§ **THE TASK**: Reproduce the listing below exactly. Pictures do not belong in the copy.

§ **DATASET ENTRIES**:
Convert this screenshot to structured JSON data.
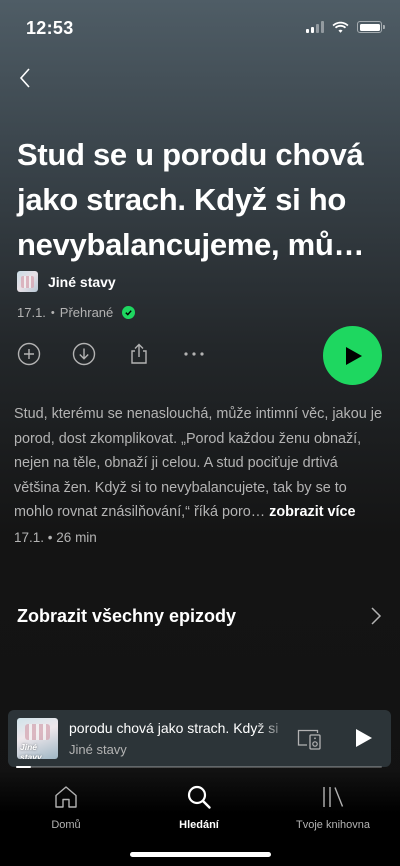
{
  "status": {
    "time": "12:53"
  },
  "episode": {
    "title": "Stud se u porodu chová jako strach. Když si ho nevybalancujeme, mů…",
    "show_name": "Jiné stavy",
    "date": "17.1.",
    "played_label": "Přehrané",
    "description": "Stud, kterému se nenaslouchá, může intimní věc, jakou je porod, dost zkomplikovat. „Porod každou ženu obnaží, nejen na těle, obnaží ji celou. A stud pociťuje drtivá většina žen. Když si to nevybalancujete, tak by se to mohlo rovnat znásilňování,“ říká poro…",
    "more_label": "zobrazit více",
    "meta_date": "17.1.",
    "meta_duration": "26 min",
    "accent_color": "#1ed760"
  },
  "all_episodes_label": "Zobrazit všechny epizody",
  "mini_player": {
    "cover_text": "Jiné stavy",
    "title": " porodu chová jako strach. Když si",
    "subtitle": "Jiné stavy",
    "progress": 0.04
  },
  "tabs": [
    {
      "label": "Domů",
      "icon": "home-icon"
    },
    {
      "label": "Hledání",
      "icon": "search-icon",
      "active": true
    },
    {
      "label": "Tvoje knihovna",
      "icon": "library-icon"
    }
  ]
}
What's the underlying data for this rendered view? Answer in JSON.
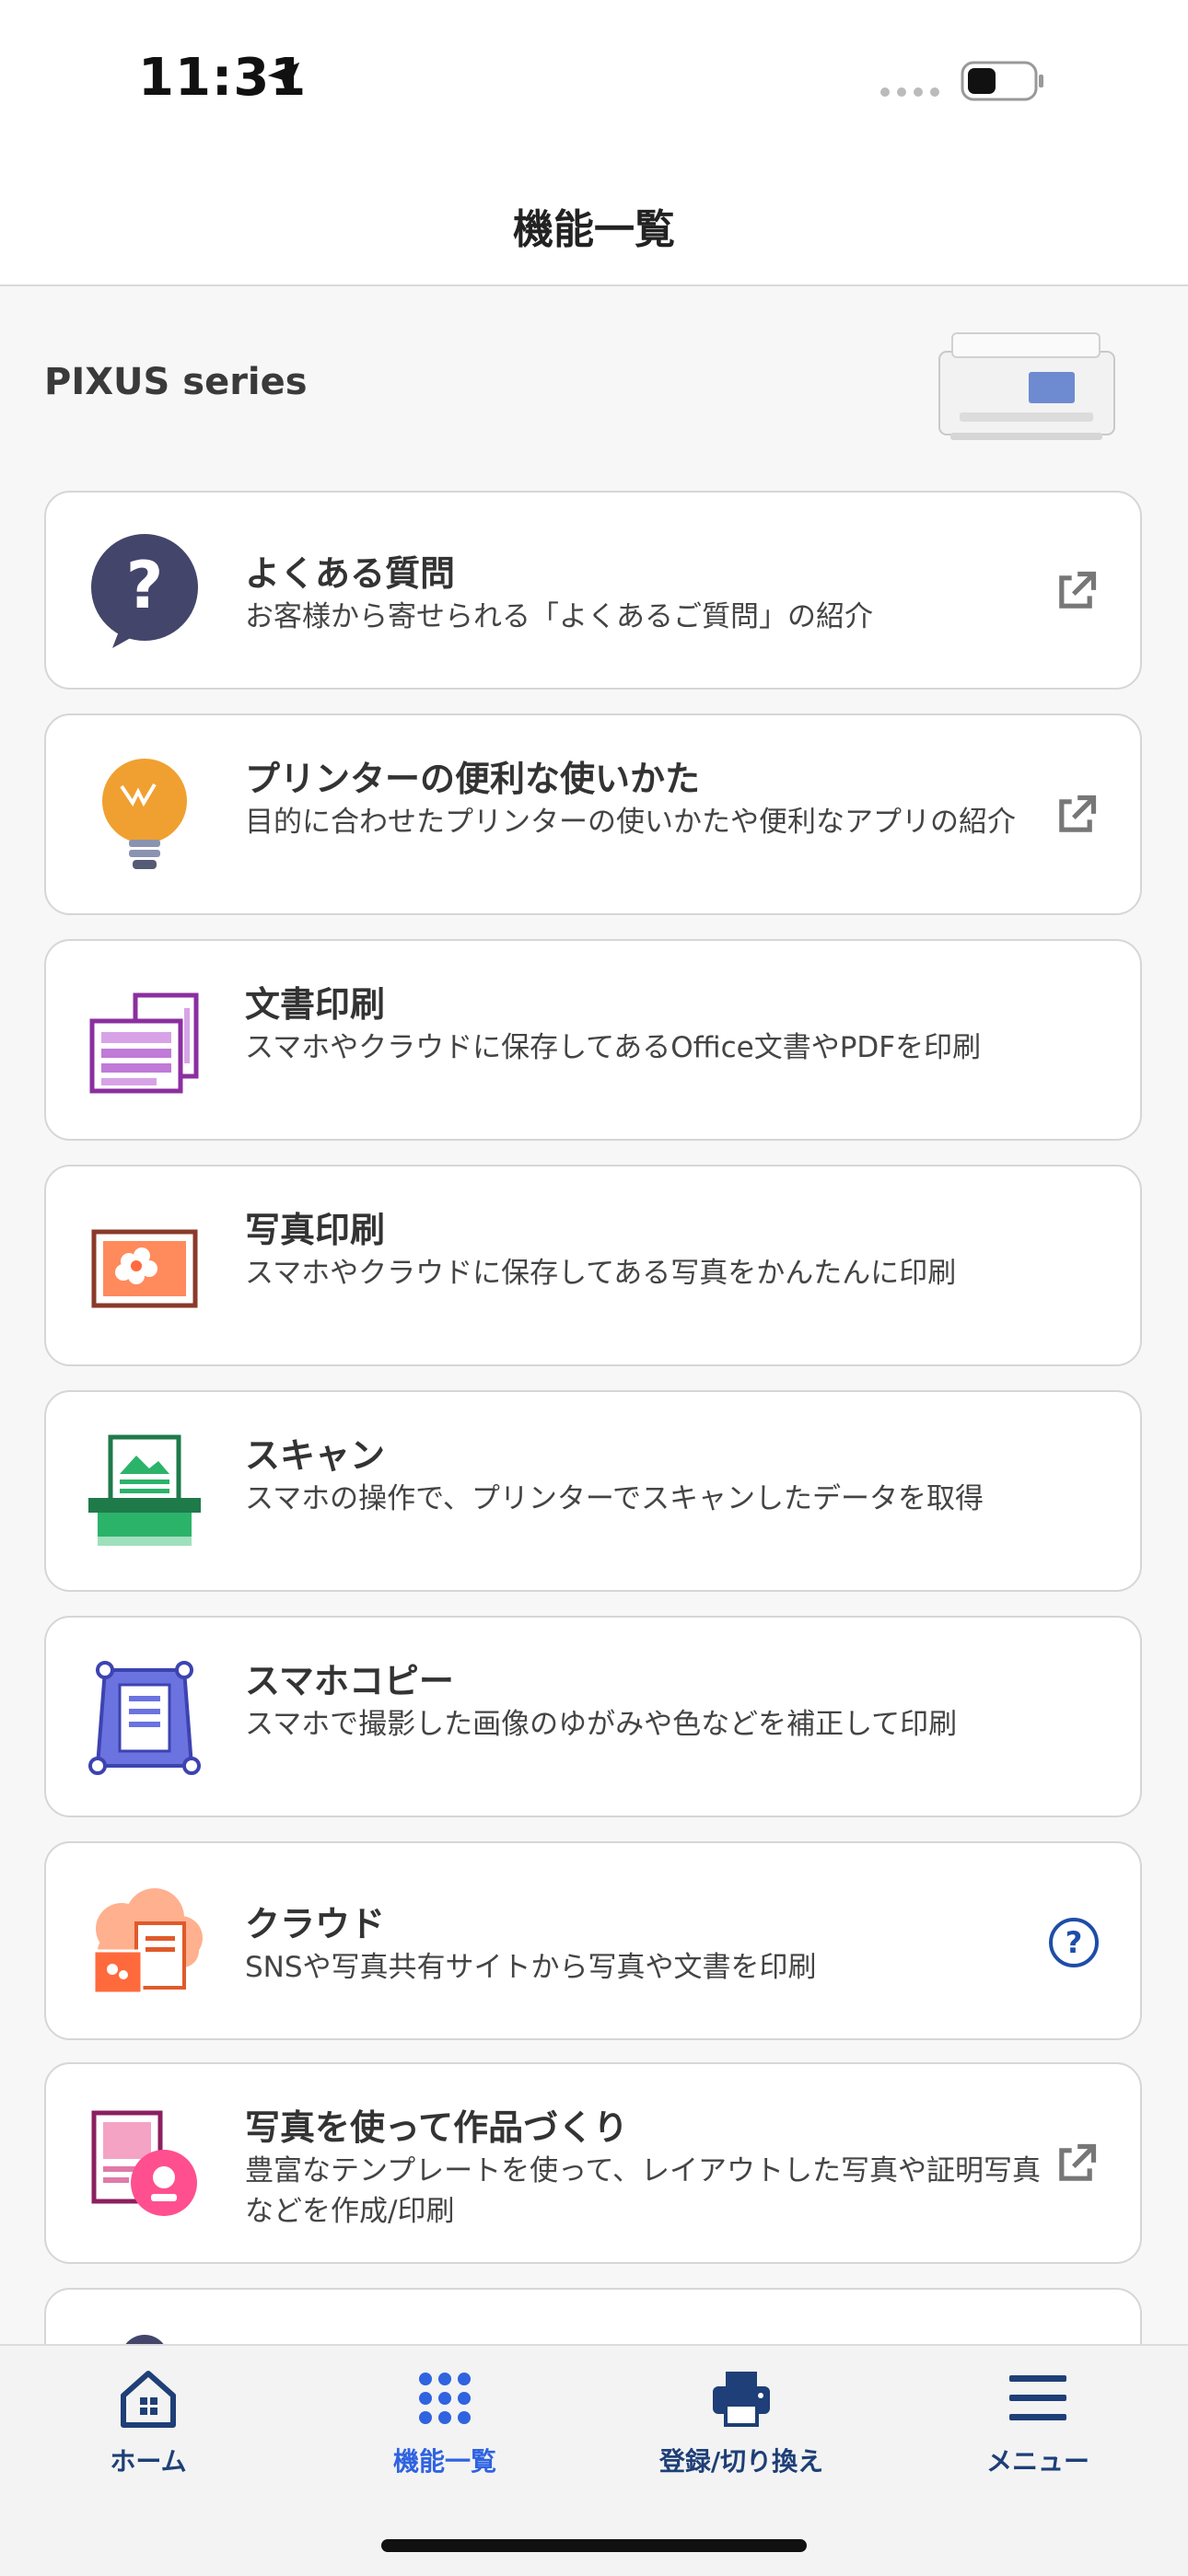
{
  "status": {
    "time": "11:31"
  },
  "nav": {
    "title": "機能一覧"
  },
  "printer": {
    "name": "PIXUS series"
  },
  "features": [
    {
      "title": "よくある質問",
      "desc": "お客様から寄せられる「よくあるご質問」の紹介",
      "icon": "faq-icon",
      "trailing": "external-link-icon"
    },
    {
      "title": "プリンターの便利な使いかた",
      "desc": "目的に合わせたプリンターの使いかたや便利なアプリの紹介",
      "icon": "lightbulb-icon",
      "trailing": "external-link-icon"
    },
    {
      "title": "文書印刷",
      "desc": "スマホやクラウドに保存してあるOffice文書やPDFを印刷",
      "icon": "document-print-icon",
      "trailing": ""
    },
    {
      "title": "写真印刷",
      "desc": "スマホやクラウドに保存してある写真をかんたんに印刷",
      "icon": "photo-print-icon",
      "trailing": ""
    },
    {
      "title": "スキャン",
      "desc": "スマホの操作で、プリンターでスキャンしたデータを取得",
      "icon": "scan-icon",
      "trailing": ""
    },
    {
      "title": "スマホコピー",
      "desc": "スマホで撮影した画像のゆがみや色などを補正して印刷",
      "icon": "smartphone-copy-icon",
      "trailing": ""
    },
    {
      "title": "クラウド",
      "desc": "SNSや写真共有サイトから写真や文書を印刷",
      "icon": "cloud-icon",
      "trailing": "help-icon"
    },
    {
      "title": "写真を使って作品づくり",
      "desc": "豊富なテンプレートを使って、レイアウトした写真や証明写真などを作成/印刷",
      "icon": "photo-creation-icon",
      "trailing": "external-link-icon"
    }
  ],
  "tabs": [
    {
      "label": "ホーム",
      "icon": "home-icon",
      "active": false
    },
    {
      "label": "機能一覧",
      "icon": "grid-icon",
      "active": true
    },
    {
      "label": "登録/切り換え",
      "icon": "printer-icon",
      "active": false
    },
    {
      "label": "メニュー",
      "icon": "hamburger-menu-icon",
      "active": false
    }
  ],
  "colors": {
    "accent": "#2f63e0",
    "navy": "#1e3f77",
    "faq": "#44456a",
    "bulb": "#f0a030",
    "doc": "#8b2fa0",
    "photo": "#ff6a3d",
    "scan": "#2bb36a",
    "copy": "#6a73e0",
    "cloud": "#ff8866",
    "create": "#e04f8a"
  }
}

§ **SOLUTION FOR THIS PROBLEM**:
Convert this screenshot to structured JSON data.
{
  "status": {
    "time": "12:53"
  },
  "episode": {
    "title": "Stud se u porodu chová jako strach. Když si ho nevybalancujeme, mů…",
    "show_name": "Jiné stavy",
    "date": "17.1.",
    "played_label": "Přehrané",
    "description": "Stud, kterému se nenaslouchá, může intimní věc, jakou je porod, dost zkomplikovat. „Porod každou ženu obnaží, nejen na těle, obnaží ji celou. A stud pociťuje drtivá většina žen. Když si to nevybalancujete, tak by se to mohlo rovnat znásilňování,“ říká poro…",
    "more_label": "zobrazit více",
    "meta_date": "17.1.",
    "meta_duration": "26 min",
    "accent_color": "#1ed760"
  },
  "all_episodes_label": "Zobrazit všechny epizody",
  "mini_player": {
    "cover_text": "Jiné stavy",
    "title": " porodu chová jako strach. Když si",
    "subtitle": "Jiné stavy",
    "progress": 0.04
  },
  "tabs": [
    {
      "label": "Domů",
      "icon": "home-icon"
    },
    {
      "label": "Hledání",
      "icon": "search-icon",
      "active": true
    },
    {
      "label": "Tvoje knihovna",
      "icon": "library-icon"
    }
  ]
}
What's the underlying data for this rendered view? Answer in JSON.
{
  "status": {
    "time": "11:31"
  },
  "nav": {
    "title": "機能一覧"
  },
  "printer": {
    "name": "PIXUS series"
  },
  "features": [
    {
      "title": "よくある質問",
      "desc": "お客様から寄せられる「よくあるご質問」の紹介",
      "icon": "faq-icon",
      "trailing": "external-link-icon"
    },
    {
      "title": "プリンターの便利な使いかた",
      "desc": "目的に合わせたプリンターの使いかたや便利なアプリの紹介",
      "icon": "lightbulb-icon",
      "trailing": "external-link-icon"
    },
    {
      "title": "文書印刷",
      "desc": "スマホやクラウドに保存してあるOffice文書やPDFを印刷",
      "icon": "document-print-icon",
      "trailing": ""
    },
    {
      "title": "写真印刷",
      "desc": "スマホやクラウドに保存してある写真をかんたんに印刷",
      "icon": "photo-print-icon",
      "trailing": ""
    },
    {
      "title": "スキャン",
      "desc": "スマホの操作で、プリンターでスキャンしたデータを取得",
      "icon": "scan-icon",
      "trailing": ""
    },
    {
      "title": "スマホコピー",
      "desc": "スマホで撮影した画像のゆがみや色などを補正して印刷",
      "icon": "smartphone-copy-icon",
      "trailing": ""
    },
    {
      "title": "クラウド",
      "desc": "SNSや写真共有サイトから写真や文書を印刷",
      "icon": "cloud-icon",
      "trailing": "help-icon"
    },
    {
      "title": "写真を使って作品づくり",
      "desc": "豊富なテンプレートを使って、レイアウトした写真や証明写真などを作成/印刷",
      "icon": "photo-creation-icon",
      "trailing": "external-link-icon"
    }
  ],
  "tabs": [
    {
      "label": "ホーム",
      "icon": "home-icon",
      "active": false
    },
    {
      "label": "機能一覧",
      "icon": "grid-icon",
      "active": true
    },
    {
      "label": "登録/切り換え",
      "icon": "printer-icon",
      "active": false
    },
    {
      "label": "メニュー",
      "icon": "hamburger-menu-icon",
      "active": false
    }
  ],
  "colors": {
    "accent": "#2f63e0",
    "navy": "#1e3f77",
    "faq": "#44456a",
    "bulb": "#f0a030",
    "doc": "#8b2fa0",
    "photo": "#ff6a3d",
    "scan": "#2bb36a",
    "copy": "#6a73e0",
    "cloud": "#ff8866",
    "create": "#e04f8a"
  }
}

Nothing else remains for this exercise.